◆ **YOUR TASK**
Every entry here needs to be repeated exactly.

-- Start of EXTRACTED MATERIAL --

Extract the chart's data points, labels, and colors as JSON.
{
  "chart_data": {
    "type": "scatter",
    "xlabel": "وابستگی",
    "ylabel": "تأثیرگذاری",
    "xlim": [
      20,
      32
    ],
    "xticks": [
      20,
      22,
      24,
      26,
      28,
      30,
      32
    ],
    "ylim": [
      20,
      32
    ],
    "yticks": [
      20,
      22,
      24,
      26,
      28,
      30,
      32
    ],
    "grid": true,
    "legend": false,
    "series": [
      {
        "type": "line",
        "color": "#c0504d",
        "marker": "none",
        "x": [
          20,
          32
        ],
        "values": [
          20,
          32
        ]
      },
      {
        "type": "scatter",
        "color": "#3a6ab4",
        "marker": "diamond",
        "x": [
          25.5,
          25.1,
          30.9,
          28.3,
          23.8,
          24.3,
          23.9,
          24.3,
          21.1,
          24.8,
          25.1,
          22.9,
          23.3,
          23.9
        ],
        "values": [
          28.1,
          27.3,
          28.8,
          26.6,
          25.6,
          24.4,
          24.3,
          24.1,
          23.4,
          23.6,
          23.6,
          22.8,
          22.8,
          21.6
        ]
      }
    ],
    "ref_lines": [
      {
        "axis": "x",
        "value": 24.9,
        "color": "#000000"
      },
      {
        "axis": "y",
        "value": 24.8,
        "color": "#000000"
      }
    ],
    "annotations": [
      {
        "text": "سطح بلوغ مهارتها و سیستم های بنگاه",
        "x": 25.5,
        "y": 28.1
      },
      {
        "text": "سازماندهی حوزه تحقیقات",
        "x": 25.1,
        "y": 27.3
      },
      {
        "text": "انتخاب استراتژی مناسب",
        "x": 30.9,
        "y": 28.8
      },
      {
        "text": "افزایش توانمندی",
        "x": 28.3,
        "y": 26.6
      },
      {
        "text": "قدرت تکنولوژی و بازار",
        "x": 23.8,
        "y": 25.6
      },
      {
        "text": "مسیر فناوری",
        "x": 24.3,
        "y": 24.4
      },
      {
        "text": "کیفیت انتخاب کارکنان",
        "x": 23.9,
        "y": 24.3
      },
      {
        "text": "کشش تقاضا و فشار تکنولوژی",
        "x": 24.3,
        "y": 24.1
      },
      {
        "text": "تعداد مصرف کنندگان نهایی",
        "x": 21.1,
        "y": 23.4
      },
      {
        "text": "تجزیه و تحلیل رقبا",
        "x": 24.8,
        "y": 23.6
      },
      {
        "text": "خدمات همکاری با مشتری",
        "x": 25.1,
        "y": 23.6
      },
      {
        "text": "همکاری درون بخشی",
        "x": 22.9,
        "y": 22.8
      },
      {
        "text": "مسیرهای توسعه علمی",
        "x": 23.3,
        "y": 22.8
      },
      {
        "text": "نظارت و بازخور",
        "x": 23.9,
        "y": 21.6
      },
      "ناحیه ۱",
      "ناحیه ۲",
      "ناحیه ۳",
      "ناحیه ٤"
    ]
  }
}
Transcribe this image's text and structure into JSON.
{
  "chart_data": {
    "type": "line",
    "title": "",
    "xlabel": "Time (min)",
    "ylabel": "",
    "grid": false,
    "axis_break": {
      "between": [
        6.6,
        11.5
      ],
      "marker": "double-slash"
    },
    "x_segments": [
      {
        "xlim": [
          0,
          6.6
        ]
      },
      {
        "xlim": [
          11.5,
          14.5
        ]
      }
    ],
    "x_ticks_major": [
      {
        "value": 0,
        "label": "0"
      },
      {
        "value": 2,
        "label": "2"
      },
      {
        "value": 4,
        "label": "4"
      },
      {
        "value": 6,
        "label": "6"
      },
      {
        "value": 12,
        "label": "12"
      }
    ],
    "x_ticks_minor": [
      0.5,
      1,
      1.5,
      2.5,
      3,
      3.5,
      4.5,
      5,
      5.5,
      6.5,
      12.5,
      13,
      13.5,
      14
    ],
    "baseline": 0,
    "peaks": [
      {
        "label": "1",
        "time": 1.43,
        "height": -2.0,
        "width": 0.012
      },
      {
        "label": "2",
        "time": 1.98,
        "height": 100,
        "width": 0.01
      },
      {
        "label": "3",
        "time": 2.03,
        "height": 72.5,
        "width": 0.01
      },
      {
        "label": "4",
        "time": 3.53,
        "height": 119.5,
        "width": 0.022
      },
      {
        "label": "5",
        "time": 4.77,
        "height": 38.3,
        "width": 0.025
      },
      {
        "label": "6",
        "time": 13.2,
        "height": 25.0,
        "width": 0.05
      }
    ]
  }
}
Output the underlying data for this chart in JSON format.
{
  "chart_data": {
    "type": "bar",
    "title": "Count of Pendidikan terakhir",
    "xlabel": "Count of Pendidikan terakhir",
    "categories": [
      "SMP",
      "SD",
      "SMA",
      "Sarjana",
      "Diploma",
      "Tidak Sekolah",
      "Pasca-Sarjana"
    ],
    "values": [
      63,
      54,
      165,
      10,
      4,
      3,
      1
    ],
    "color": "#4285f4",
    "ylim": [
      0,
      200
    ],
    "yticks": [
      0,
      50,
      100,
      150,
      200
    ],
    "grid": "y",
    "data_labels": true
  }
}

-- End of EXTRACTED MATERIAL --

◆ **SOLUTION FOR THIS PROBLEM**
Extract the chart's data points, labels, and colors as JSON.
{
  "chart_data": {
    "type": "scatter",
    "xlabel": "وابستگی",
    "ylabel": "تأثیرگذاری",
    "xlim": [
      20,
      32
    ],
    "xticks": [
      20,
      22,
      24,
      26,
      28,
      30,
      32
    ],
    "ylim": [
      20,
      32
    ],
    "yticks": [
      20,
      22,
      24,
      26,
      28,
      30,
      32
    ],
    "grid": true,
    "legend": false,
    "series": [
      {
        "type": "line",
        "color": "#c0504d",
        "marker": "none",
        "x": [
          20,
          32
        ],
        "values": [
          20,
          32
        ]
      },
      {
        "type": "scatter",
        "color": "#3a6ab4",
        "marker": "diamond",
        "x": [
          25.5,
          25.1,
          30.9,
          28.3,
          23.8,
          24.3,
          23.9,
          24.3,
          21.1,
          24.8,
          25.1,
          22.9,
          23.3,
          23.9
        ],
        "values": [
          28.1,
          27.3,
          28.8,
          26.6,
          25.6,
          24.4,
          24.3,
          24.1,
          23.4,
          23.6,
          23.6,
          22.8,
          22.8,
          21.6
        ]
      }
    ],
    "ref_lines": [
      {
        "axis": "x",
        "value": 24.9,
        "color": "#000000"
      },
      {
        "axis": "y",
        "value": 24.8,
        "color": "#000000"
      }
    ],
    "annotations": [
      {
        "text": "سطح بلوغ مهارتها و سیستم های بنگاه",
        "x": 25.5,
        "y": 28.1
      },
      {
        "text": "سازماندهی حوزه تحقیقات",
        "x": 25.1,
        "y": 27.3
      },
      {
        "text": "انتخاب استراتژی مناسب",
        "x": 30.9,
        "y": 28.8
      },
      {
        "text": "افزایش توانمندی",
        "x": 28.3,
        "y": 26.6
      },
      {
        "text": "قدرت تکنولوژی و بازار",
        "x": 23.8,
        "y": 25.6
      },
      {
        "text": "مسیر فناوری",
        "x": 24.3,
        "y": 24.4
      },
      {
        "text": "کیفیت انتخاب کارکنان",
        "x": 23.9,
        "y": 24.3
      },
      {
        "text": "کشش تقاضا و فشار تکنولوژی",
        "x": 24.3,
        "y": 24.1
      },
      {
        "text": "تعداد مصرف کنندگان نهایی",
        "x": 21.1,
        "y": 23.4
      },
      {
        "text": "تجزیه و تحلیل رقبا",
        "x": 24.8,
        "y": 23.6
      },
      {
        "text": "خدمات همکاری با مشتری",
        "x": 25.1,
        "y": 23.6
      },
      {
        "text": "همکاری درون بخشی",
        "x": 22.9,
        "y": 22.8
      },
      {
        "text": "مسیرهای توسعه علمی",
        "x": 23.3,
        "y": 22.8
      },
      {
        "text": "نظارت و بازخور",
        "x": 23.9,
        "y": 21.6
      },
      "ناحیه ۱",
      "ناحیه ۲",
      "ناحیه ۳",
      "ناحیه ٤"
    ]
  }
}
Transcribe this image's text and structure into JSON.
{
  "chart_data": {
    "type": "line",
    "title": "",
    "xlabel": "Time (min)",
    "ylabel": "",
    "grid": false,
    "axis_break": {
      "between": [
        6.6,
        11.5
      ],
      "marker": "double-slash"
    },
    "x_segments": [
      {
        "xlim": [
          0,
          6.6
        ]
      },
      {
        "xlim": [
          11.5,
          14.5
        ]
      }
    ],
    "x_ticks_major": [
      {
        "value": 0,
        "label": "0"
      },
      {
        "value": 2,
        "label": "2"
      },
      {
        "value": 4,
        "label": "4"
      },
      {
        "value": 6,
        "label": "6"
      },
      {
        "value": 12,
        "label": "12"
      }
    ],
    "x_ticks_minor": [
      0.5,
      1,
      1.5,
      2.5,
      3,
      3.5,
      4.5,
      5,
      5.5,
      6.5,
      12.5,
      13,
      13.5,
      14
    ],
    "baseline": 0,
    "peaks": [
      {
        "label": "1",
        "time": 1.43,
        "height": -2.0,
        "width": 0.012
      },
      {
        "label": "2",
        "time": 1.98,
        "height": 100,
        "width": 0.01
      },
      {
        "label": "3",
        "time": 2.03,
        "height": 72.5,
        "width": 0.01
      },
      {
        "label": "4",
        "time": 3.53,
        "height": 119.5,
        "width": 0.022
      },
      {
        "label": "5",
        "time": 4.77,
        "height": 38.3,
        "width": 0.025
      },
      {
        "label": "6",
        "time": 13.2,
        "height": 25.0,
        "width": 0.05
      }
    ]
  }
}
Output the underlying data for this chart in JSON format.
{
  "chart_data": {
    "type": "bar",
    "title": "Count of Pendidikan terakhir",
    "xlabel": "Count of Pendidikan terakhir",
    "categories": [
      "SMP",
      "SD",
      "SMA",
      "Sarjana",
      "Diploma",
      "Tidak Sekolah",
      "Pasca-Sarjana"
    ],
    "values": [
      63,
      54,
      165,
      10,
      4,
      3,
      1
    ],
    "color": "#4285f4",
    "ylim": [
      0,
      200
    ],
    "yticks": [
      0,
      50,
      100,
      150,
      200
    ],
    "grid": "y",
    "data_labels": true
  }
}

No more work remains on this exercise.